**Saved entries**
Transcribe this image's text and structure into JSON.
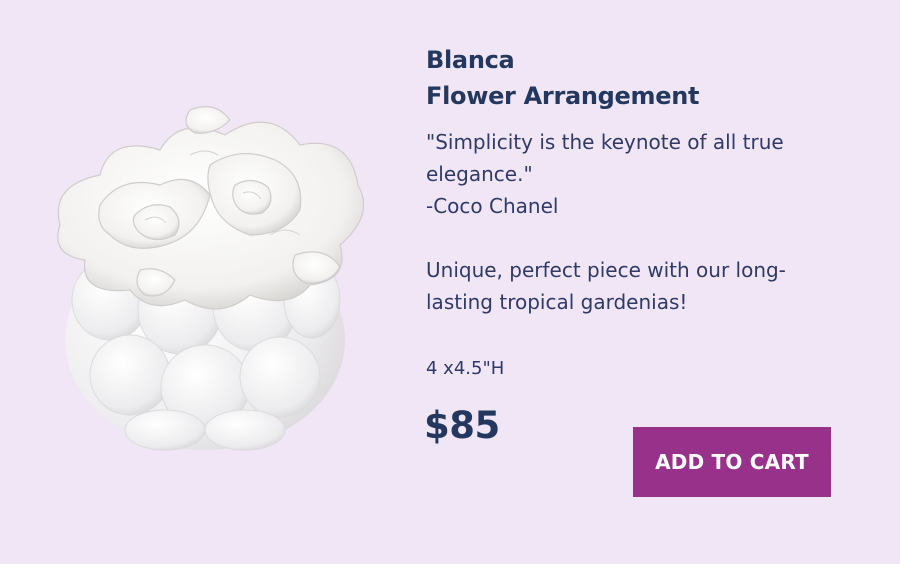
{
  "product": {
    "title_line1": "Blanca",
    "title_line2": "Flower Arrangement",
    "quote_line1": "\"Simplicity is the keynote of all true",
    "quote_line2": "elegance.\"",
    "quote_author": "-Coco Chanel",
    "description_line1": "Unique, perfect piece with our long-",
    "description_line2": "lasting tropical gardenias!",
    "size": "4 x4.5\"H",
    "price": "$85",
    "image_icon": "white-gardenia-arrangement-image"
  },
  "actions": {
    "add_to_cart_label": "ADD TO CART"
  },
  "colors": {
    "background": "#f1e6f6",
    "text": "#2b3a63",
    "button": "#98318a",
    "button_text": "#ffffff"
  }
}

--

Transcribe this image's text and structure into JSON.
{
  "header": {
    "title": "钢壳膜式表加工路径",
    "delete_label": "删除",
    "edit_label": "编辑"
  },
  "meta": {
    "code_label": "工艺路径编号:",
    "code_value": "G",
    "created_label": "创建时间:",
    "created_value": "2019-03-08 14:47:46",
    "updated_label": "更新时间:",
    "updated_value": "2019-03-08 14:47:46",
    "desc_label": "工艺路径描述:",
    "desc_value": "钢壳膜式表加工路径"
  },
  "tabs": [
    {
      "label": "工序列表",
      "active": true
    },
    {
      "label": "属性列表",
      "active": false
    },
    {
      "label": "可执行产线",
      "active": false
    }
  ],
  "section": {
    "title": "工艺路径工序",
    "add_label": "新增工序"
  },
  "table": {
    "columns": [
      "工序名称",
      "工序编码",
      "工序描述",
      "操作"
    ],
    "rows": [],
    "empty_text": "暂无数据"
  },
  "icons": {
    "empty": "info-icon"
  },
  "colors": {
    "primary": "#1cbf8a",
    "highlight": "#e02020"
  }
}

**Required task**
Count each line of the data where the word "钢壳膜式表加工路径" appears, then reply with the total only.

**Finished answer**
2